→ CHALLENGE:
Copy every line of the data in which the word "capacity" occurs.

→ RECORDS FOR PROCESSING:

=====

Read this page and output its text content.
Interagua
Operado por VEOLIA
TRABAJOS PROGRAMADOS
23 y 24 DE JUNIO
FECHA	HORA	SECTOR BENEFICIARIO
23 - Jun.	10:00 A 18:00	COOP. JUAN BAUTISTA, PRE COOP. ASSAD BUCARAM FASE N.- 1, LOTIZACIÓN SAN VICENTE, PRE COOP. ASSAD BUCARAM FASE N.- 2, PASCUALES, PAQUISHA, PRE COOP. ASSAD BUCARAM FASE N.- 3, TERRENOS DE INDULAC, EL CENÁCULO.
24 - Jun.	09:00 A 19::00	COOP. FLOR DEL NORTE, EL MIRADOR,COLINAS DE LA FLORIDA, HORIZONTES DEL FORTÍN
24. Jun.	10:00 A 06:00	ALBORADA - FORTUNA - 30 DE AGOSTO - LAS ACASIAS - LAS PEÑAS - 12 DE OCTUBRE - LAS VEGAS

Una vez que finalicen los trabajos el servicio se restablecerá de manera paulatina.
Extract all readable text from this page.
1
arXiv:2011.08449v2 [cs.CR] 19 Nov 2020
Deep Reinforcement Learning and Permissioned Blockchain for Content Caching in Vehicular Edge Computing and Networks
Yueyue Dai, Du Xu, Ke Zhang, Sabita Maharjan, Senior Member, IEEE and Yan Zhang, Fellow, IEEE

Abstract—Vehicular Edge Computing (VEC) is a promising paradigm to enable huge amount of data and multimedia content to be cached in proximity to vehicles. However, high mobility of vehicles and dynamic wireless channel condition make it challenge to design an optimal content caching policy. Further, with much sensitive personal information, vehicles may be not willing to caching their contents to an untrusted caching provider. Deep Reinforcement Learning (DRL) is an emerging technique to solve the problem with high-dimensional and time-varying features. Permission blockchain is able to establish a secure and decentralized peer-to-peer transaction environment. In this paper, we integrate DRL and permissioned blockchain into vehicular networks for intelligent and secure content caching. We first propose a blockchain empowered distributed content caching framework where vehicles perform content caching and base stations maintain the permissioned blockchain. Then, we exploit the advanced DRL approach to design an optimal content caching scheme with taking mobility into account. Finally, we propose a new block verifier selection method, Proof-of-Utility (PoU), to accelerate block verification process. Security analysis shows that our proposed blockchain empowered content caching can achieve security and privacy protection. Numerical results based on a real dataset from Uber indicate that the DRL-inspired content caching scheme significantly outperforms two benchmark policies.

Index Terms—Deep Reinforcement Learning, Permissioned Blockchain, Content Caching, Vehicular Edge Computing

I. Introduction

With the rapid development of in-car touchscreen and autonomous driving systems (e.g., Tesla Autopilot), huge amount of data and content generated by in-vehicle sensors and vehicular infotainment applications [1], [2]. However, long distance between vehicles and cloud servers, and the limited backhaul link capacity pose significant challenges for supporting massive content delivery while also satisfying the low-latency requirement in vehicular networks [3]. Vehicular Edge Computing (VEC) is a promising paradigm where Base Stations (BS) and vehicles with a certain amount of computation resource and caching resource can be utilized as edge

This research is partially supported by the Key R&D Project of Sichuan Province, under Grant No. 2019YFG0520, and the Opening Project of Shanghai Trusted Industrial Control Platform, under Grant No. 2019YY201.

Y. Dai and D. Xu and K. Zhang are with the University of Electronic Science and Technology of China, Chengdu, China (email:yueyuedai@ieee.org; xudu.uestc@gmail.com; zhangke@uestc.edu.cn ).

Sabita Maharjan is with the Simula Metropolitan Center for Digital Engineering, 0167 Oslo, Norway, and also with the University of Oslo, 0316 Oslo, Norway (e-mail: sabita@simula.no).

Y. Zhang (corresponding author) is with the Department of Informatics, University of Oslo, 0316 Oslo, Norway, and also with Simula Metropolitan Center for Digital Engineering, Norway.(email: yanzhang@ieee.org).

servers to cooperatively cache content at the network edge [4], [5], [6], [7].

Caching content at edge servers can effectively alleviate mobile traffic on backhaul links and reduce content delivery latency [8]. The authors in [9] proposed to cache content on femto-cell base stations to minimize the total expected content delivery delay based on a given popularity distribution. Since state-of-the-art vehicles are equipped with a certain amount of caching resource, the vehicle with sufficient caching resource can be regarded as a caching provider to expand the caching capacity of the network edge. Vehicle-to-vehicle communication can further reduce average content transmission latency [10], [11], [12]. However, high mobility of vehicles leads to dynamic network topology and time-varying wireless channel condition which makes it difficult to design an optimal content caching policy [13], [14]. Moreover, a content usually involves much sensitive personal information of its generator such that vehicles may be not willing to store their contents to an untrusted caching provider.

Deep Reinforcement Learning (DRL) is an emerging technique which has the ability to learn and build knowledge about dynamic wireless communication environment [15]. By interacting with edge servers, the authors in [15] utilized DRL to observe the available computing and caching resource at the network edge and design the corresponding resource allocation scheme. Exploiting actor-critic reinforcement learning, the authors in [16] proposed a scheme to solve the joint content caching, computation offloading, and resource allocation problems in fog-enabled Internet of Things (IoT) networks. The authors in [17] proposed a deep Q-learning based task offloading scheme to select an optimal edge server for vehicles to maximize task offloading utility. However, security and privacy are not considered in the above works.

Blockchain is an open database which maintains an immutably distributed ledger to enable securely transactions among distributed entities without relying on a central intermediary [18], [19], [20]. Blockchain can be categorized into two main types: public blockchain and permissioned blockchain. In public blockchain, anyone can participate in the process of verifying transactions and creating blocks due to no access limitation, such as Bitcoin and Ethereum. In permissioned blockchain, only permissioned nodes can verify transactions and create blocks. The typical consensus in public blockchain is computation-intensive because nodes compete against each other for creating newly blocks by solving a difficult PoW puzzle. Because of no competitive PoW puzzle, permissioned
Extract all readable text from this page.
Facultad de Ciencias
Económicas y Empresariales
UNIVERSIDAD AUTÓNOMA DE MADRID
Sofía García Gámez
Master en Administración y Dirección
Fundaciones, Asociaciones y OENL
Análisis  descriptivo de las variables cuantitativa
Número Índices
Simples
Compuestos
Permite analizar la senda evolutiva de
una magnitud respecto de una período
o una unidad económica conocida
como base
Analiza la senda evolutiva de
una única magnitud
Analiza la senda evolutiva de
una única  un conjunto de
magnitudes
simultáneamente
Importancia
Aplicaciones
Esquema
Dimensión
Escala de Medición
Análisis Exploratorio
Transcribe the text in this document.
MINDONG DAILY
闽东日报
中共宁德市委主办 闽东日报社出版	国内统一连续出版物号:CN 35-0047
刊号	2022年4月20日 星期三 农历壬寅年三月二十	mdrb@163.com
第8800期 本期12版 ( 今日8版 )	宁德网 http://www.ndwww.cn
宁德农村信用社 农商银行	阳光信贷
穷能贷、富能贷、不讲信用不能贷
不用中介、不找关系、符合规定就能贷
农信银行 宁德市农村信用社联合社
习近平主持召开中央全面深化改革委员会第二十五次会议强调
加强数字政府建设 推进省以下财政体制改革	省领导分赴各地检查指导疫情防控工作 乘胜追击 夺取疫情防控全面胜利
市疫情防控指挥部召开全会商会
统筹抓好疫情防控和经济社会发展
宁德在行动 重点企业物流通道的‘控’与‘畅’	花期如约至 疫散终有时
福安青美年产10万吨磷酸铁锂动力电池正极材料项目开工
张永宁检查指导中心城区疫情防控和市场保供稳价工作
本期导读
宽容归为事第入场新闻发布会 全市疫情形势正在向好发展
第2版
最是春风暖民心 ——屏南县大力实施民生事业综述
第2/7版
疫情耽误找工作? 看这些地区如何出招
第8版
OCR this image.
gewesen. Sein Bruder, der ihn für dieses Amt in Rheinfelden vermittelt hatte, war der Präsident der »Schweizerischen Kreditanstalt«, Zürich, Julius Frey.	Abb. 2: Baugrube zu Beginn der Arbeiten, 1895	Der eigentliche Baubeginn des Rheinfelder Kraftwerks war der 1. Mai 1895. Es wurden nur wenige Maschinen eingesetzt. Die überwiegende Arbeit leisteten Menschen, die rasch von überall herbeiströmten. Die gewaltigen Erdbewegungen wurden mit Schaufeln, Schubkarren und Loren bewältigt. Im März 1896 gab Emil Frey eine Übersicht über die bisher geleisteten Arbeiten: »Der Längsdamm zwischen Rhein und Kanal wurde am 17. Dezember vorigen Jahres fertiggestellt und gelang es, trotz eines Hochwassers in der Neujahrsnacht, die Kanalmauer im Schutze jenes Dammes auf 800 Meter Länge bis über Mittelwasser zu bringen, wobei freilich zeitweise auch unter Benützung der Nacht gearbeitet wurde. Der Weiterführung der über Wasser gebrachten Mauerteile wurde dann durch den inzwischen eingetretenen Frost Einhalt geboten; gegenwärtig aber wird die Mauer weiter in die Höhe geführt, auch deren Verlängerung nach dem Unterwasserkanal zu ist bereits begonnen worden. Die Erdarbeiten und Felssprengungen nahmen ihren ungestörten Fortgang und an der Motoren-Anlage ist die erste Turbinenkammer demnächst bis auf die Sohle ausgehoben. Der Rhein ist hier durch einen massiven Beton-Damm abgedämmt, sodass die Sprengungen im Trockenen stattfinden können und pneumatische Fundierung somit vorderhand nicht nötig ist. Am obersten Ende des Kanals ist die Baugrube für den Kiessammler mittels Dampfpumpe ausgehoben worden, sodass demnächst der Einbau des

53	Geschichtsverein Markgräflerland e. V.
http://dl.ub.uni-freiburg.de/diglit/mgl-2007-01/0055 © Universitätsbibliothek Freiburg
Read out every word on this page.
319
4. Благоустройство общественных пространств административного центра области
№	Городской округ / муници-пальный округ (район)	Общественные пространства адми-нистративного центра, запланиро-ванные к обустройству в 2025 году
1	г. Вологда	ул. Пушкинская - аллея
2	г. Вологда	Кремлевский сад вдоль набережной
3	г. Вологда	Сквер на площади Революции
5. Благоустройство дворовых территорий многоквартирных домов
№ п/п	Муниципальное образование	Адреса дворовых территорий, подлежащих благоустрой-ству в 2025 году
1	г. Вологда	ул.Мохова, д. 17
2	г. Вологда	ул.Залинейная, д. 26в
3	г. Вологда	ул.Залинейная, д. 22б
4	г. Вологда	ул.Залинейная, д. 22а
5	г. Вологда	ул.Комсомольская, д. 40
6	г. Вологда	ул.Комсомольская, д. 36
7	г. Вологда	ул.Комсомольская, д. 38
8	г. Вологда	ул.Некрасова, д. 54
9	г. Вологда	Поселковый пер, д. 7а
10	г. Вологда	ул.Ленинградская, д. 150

=====

→ COMPLETED TASK:
With the rapid development of in-car touchscreen and autonomous driving systems (e.g., Tesla Autopilot), huge amount of data and content generated by in-vehicle sensors and vehicular infotainment applications [1], [2]. However, long distance between vehicles and cloud servers, and the limited backhaul link capacity pose significant challenges for supporting massive content delivery while also satisfying the low-latency requirement in vehicular networks [3]. Vehicular Edge Computing (VEC) is a promising paradigm where Base Stations (BS) and vehicles with a certain amount of computation resource and caching resource can be utilized as edge
Caching content at edge servers can effectively alleviate mobile traffic on backhaul links and reduce content delivery latency [8]. The authors in [9] proposed to cache content on femto-cell base stations to minimize the total expected content delivery delay based on a given popularity distribution. Since state-of-the-art vehicles are equipped with a certain amount of caching resource, the vehicle with sufficient caching resource can be regarded as a caching provider to expand the caching capacity of the network edge. Vehicle-to-vehicle communication can further reduce average content transmission latency [10], [11], [12]. However, high mobility of vehicles leads to dynamic network topology and time-varying wireless channel condition which makes it difficult to design an optimal content caching policy [13], [14]. Moreover, a content usually involves much sensitive personal information of its generator such that vehicles may be not willing to store their contents to an untrusted caching provider.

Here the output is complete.